WRITTEN EXERCISE:
For each line below that contains the string "secteur", copy that line.

DATA EXCERPTS:
============
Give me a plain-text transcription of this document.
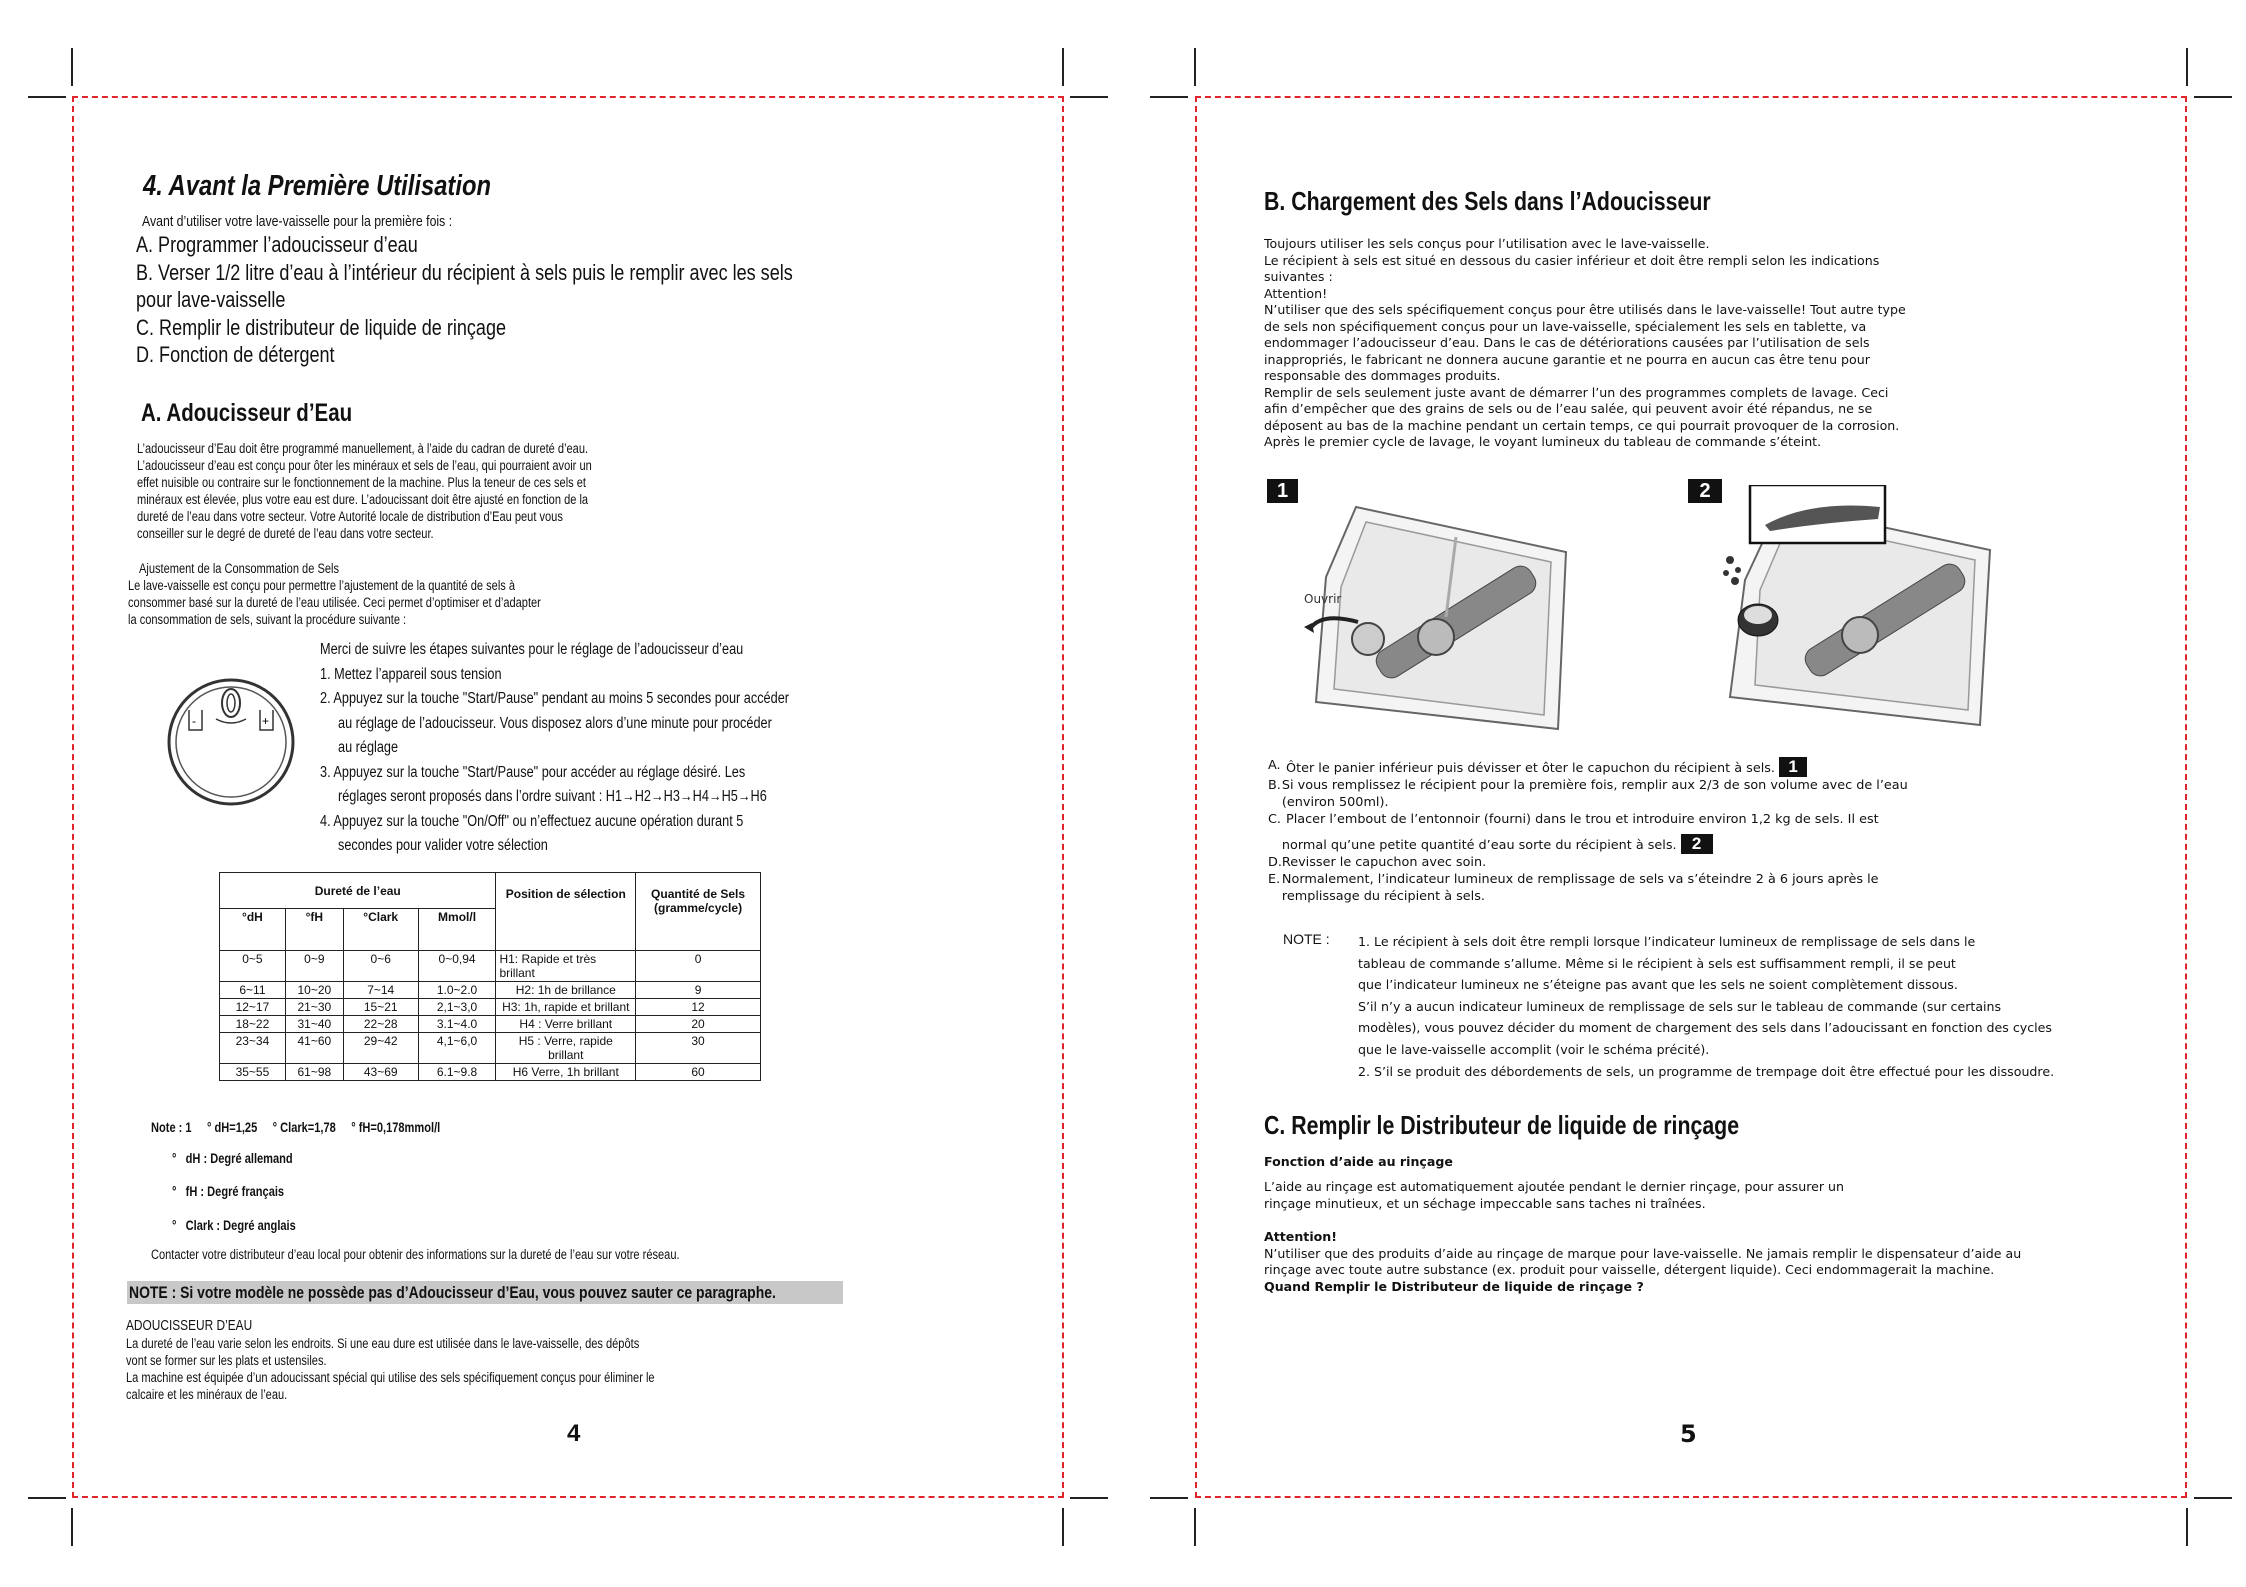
4. Avant la Première Utilisation
Avant d’utiliser votre lave-vaisselle pour la première fois :
A. Programmer l’adoucisseur d’eau
B. Verser 1/2 litre d’eau à l’intérieur du récipient à sels puis le remplir avec les sels
pour lave-vaisselle
C. Remplir le distributeur de liquide de rinçage
D. Fonction de détergent
A. Adoucisseur d’Eau
L’adoucisseur d’Eau doit être programmé manuellement, à l’aide du cadran de dureté d’eau.
L’adoucisseur d’eau est conçu pour ôter les minéraux et sels de l’eau, qui pourraient avoir un
effet nuisible ou contraire sur le fonctionnement de la machine. Plus la teneur de ces sels et
minéraux est élevée, plus votre eau est dure. L’adoucissant doit être ajusté en fonction de la
dureté de l’eau dans votre secteur. Votre Autorité locale de distribution d’Eau peut vous
conseiller sur le degré de dureté de l’eau dans votre secteur.
Ajustement de la Consommation de Sels
Le lave-vaisselle est conçu pour permettre l’ajustement de la quantité de sels à
consommer basé sur la dureté de l’eau utilisée. Ceci permet d’optimiser et d’adapter
la consommation de sels, suivant la procédure suivante :
-	+
Merci de suivre les étapes suivantes pour le réglage de l’adoucisseur d’eau
1. Mettez l’appareil sous tension
2. Appuyez sur la touche "Start/Pause" pendant au moins 5 secondes pour accéder
au réglage de l’adoucisseur. Vous disposez alors d’une minute pour procéder
au réglage
3. Appuyez sur la touche "Start/Pause" pour accéder au réglage désiré. Les
réglages seront proposés dans l’ordre suivant : H1→H2→H3→H4→H5→H6
4. Appuyez sur la touche "On/Off" ou n’effectuez aucune opération durant 5
secondes pour valider votre sélection
Dureté de l’eau				Position de sélection	Quantité de Sels (gramme/cycle)
°dH	°fH	°Clark	Mmol/l		
0~5	0~9	0~6	0~0,94	H1: Rapide et très brillant	0
6~11	10~20	7~14	1.0~2.0	H2: 1h de brillance	9
12~17	21~30	15~21	2,1~3,0	H3: 1h, rapide et brillant	12
18~22	31~40	22~28	3.1~4.0	H4 : Verre brillant	20
23~34	41~60	29~42	4,1~6,0	H5 : Verre, rapide brillant	30
35~55	61~98	43~69	6.1~9.8	H6 Verre, 1h brillant	60
Note : 1     ° dH=1,25     ° Clark=1,78     ° fH=0,178mmol/l
°   dH : Degré allemand
°   fH : Degré français
°   Clark : Degré anglais
Contacter votre distributeur d’eau local pour obtenir des informations sur la dureté de l’eau sur votre réseau.
NOTE : Si votre modèle ne possède pas d’Adoucisseur d’Eau, vous pouvez sauter ce paragraphe.
ADOUCISSEUR D’EAU
La dureté de l’eau varie selon les endroits. Si une eau dure est utilisée dans le lave-vaisselle, des dépôts
vont se former sur les plats et ustensiles.
La machine est équipée d’un adoucissant spécial qui utilise des sels spécifiquement conçus pour éliminer le
calcaire et les minéraux de l’eau.
4
B. Chargement des Sels dans l’Adoucisseur
Toujours utiliser les sels conçus pour l’utilisation avec le lave-vaisselle.
Le récipient à sels est situé en dessous du casier inférieur et doit être rempli selon les indications
suivantes :
Attention!
N’utiliser que des sels spécifiquement conçus pour être utilisés dans le lave-vaisselle! Tout autre type
de sels non spécifiquement conçus pour un lave-vaisselle, spécialement les sels en tablette, va
endommager l’adoucisseur d’eau. Dans le cas de détériorations causées par l’utilisation de sels
inappropriés, le fabricant ne donnera aucune garantie et ne pourra en aucun cas être tenu pour
responsable des dommages produits.
Remplir de sels seulement juste avant de démarrer l’un des programmes complets de lavage. Ceci
afin d’empêcher que des grains de sels ou de l’eau salée, qui peuvent avoir été répandus, ne se
déposent au bas de la machine pendant un certain temps, ce qui pourrait provoquer de la corrosion.
Après le premier cycle de lavage, le voyant lumineux du tableau de commande s’éteint.
1
Ouvrir
2
A.	Ôter le panier inférieur puis dévisser et ôter le capuchon du récipient à sels. 1
B.	Si vous remplissez le récipient pour la première fois, remplir aux 2/3 de son volume avec de l’eau
(environ 500ml).

C.	Placer l’embout de l’entonnoir (fourni) dans le trou et introduire environ 1,2 kg de sels. Il est
normal qu’une petite quantité d’eau sorte du récipient à sels. 2

D.	Revisser le capuchon avec soin.
E.	Normalement, l’indicateur lumineux de remplissage de sels va s’éteindre 2 à 6 jours après le
remplissage du récipient à sels.
NOTE : 1. Le récipient à sels doit être rempli lorsque l’indicateur lumineux de remplissage de sels dans le
tableau de commande s’allume. Même si le récipient à sels est suffisamment rempli, il se peut
que l’indicateur lumineux ne s’éteigne pas avant que les sels ne soient complètement dissous.
S’il n’y a aucun indicateur lumineux de remplissage de sels sur le tableau de commande (sur certains
modèles), vous pouvez décider du moment de chargement des sels dans l’adoucissant en fonction des cycles
que le lave-vaisselle accomplit (voir le schéma précité).
2. S’il se produit des débordements de sels, un programme de trempage doit être effectué pour les dissoudre.
C. Remplir le Distributeur de liquide de rinçage
Fonction d’aide au rinçage
L’aide au rinçage est automatiquement ajoutée pendant le dernier rinçage, pour assurer un
rinçage minutieux, et un séchage impeccable sans taches ni traînées.
Attention!
N’utiliser que des produits d’aide au rinçage de marque pour lave-vaisselle. Ne jamais remplir le dispensateur d’aide au
rinçage avec toute autre substance (ex. produit pour vaisselle, détergent liquide). Ceci endommagerait la machine.
Quand Remplir le Distributeur de liquide de rinçage ?
5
============
WRITTEN REPLY:
dureté de l’eau dans votre secteur. Votre Autorité locale de distribution d’Eau peut vous
conseiller sur le degré de dureté de l’eau dans votre secteur.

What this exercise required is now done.